#### Description of the task:
Every line must be returned precisely as it is written.

### Record list

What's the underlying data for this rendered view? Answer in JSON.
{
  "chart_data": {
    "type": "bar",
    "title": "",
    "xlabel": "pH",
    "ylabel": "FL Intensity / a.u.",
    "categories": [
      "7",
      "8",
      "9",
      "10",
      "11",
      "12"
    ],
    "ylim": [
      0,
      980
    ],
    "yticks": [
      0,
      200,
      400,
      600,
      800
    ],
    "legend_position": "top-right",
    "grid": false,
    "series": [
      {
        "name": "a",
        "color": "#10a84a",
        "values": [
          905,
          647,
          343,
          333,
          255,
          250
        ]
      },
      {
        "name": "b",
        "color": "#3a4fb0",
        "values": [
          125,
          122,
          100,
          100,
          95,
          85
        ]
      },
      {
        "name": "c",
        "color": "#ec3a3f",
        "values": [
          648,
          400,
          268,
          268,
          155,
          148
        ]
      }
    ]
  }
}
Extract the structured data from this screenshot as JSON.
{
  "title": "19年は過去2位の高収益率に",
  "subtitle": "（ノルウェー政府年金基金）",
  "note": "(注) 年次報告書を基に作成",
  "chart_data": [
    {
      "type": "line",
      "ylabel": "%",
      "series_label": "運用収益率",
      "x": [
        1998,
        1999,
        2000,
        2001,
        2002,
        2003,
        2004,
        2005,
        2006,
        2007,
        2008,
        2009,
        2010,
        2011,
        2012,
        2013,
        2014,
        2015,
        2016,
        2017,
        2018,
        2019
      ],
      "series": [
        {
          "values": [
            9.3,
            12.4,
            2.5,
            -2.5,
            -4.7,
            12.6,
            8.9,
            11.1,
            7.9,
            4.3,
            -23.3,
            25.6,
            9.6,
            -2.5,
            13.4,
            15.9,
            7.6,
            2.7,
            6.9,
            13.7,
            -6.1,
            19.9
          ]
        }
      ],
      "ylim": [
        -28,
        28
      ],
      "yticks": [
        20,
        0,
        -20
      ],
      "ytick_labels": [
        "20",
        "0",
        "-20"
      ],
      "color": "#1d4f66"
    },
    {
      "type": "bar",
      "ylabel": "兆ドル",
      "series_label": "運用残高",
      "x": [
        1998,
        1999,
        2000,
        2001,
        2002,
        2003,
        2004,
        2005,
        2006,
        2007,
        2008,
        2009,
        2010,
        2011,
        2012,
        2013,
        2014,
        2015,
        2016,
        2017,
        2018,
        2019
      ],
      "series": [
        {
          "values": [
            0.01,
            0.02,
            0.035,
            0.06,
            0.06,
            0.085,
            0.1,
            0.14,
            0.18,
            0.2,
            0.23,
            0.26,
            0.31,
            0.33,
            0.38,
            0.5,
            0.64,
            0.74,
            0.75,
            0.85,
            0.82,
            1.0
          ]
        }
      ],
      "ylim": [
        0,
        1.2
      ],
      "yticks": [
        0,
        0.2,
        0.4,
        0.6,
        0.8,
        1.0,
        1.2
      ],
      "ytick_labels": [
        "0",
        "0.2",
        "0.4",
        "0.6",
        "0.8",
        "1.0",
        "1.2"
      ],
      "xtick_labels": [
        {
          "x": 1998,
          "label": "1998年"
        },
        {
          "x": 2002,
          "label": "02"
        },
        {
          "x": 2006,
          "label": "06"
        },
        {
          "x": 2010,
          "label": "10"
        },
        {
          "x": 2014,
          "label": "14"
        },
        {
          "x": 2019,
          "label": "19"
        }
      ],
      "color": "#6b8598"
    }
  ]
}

######

#### Exercise answer:
What's the underlying data for this rendered view? Answer in JSON.
{
  "chart_data": {
    "type": "bar",
    "title": "",
    "xlabel": "pH",
    "ylabel": "FL Intensity / a.u.",
    "categories": [
      "7",
      "8",
      "9",
      "10",
      "11",
      "12"
    ],
    "ylim": [
      0,
      980
    ],
    "yticks": [
      0,
      200,
      400,
      600,
      800
    ],
    "legend_position": "top-right",
    "grid": false,
    "series": [
      {
        "name": "a",
        "color": "#10a84a",
        "values": [
          905,
          647,
          343,
          333,
          255,
          250
        ]
      },
      {
        "name": "b",
        "color": "#3a4fb0",
        "values": [
          125,
          122,
          100,
          100,
          95,
          85
        ]
      },
      {
        "name": "c",
        "color": "#ec3a3f",
        "values": [
          648,
          400,
          268,
          268,
          155,
          148
        ]
      }
    ]
  }
}
Extract the structured data from this screenshot as JSON.
{
  "title": "19年は過去2位の高収益率に",
  "subtitle": "（ノルウェー政府年金基金）",
  "note": "(注) 年次報告書を基に作成",
  "chart_data": [
    {
      "type": "line",
      "ylabel": "%",
      "series_label": "運用収益率",
      "x": [
        1998,
        1999,
        2000,
        2001,
        2002,
        2003,
        2004,
        2005,
        2006,
        2007,
        2008,
        2009,
        2010,
        2011,
        2012,
        2013,
        2014,
        2015,
        2016,
        2017,
        2018,
        2019
      ],
      "series": [
        {
          "values": [
            9.3,
            12.4,
            2.5,
            -2.5,
            -4.7,
            12.6,
            8.9,
            11.1,
            7.9,
            4.3,
            -23.3,
            25.6,
            9.6,
            -2.5,
            13.4,
            15.9,
            7.6,
            2.7,
            6.9,
            13.7,
            -6.1,
            19.9
          ]
        }
      ],
      "ylim": [
        -28,
        28
      ],
      "yticks": [
        20,
        0,
        -20
      ],
      "ytick_labels": [
        "20",
        "0",
        "-20"
      ],
      "color": "#1d4f66"
    },
    {
      "type": "bar",
      "ylabel": "兆ドル",
      "series_label": "運用残高",
      "x": [
        1998,
        1999,
        2000,
        2001,
        2002,
        2003,
        2004,
        2005,
        2006,
        2007,
        2008,
        2009,
        2010,
        2011,
        2012,
        2013,
        2014,
        2015,
        2016,
        2017,
        2018,
        2019
      ],
      "series": [
        {
          "values": [
            0.01,
            0.02,
            0.035,
            0.06,
            0.06,
            0.085,
            0.1,
            0.14,
            0.18,
            0.2,
            0.23,
            0.26,
            0.31,
            0.33,
            0.38,
            0.5,
            0.64,
            0.74,
            0.75,
            0.85,
            0.82,
            1.0
          ]
        }
      ],
      "ylim": [
        0,
        1.2
      ],
      "yticks": [
        0,
        0.2,
        0.4,
        0.6,
        0.8,
        1.0,
        1.2
      ],
      "ytick_labels": [
        "0",
        "0.2",
        "0.4",
        "0.6",
        "0.8",
        "1.0",
        "1.2"
      ],
      "xtick_labels": [
        {
          "x": 1998,
          "label": "1998年"
        },
        {
          "x": 2002,
          "label": "02"
        },
        {
          "x": 2006,
          "label": "06"
        },
        {
          "x": 2010,
          "label": "10"
        },
        {
          "x": 2014,
          "label": "14"
        },
        {
          "x": 2019,
          "label": "19"
        }
      ],
      "color": "#6b8598"
    }
  ]
}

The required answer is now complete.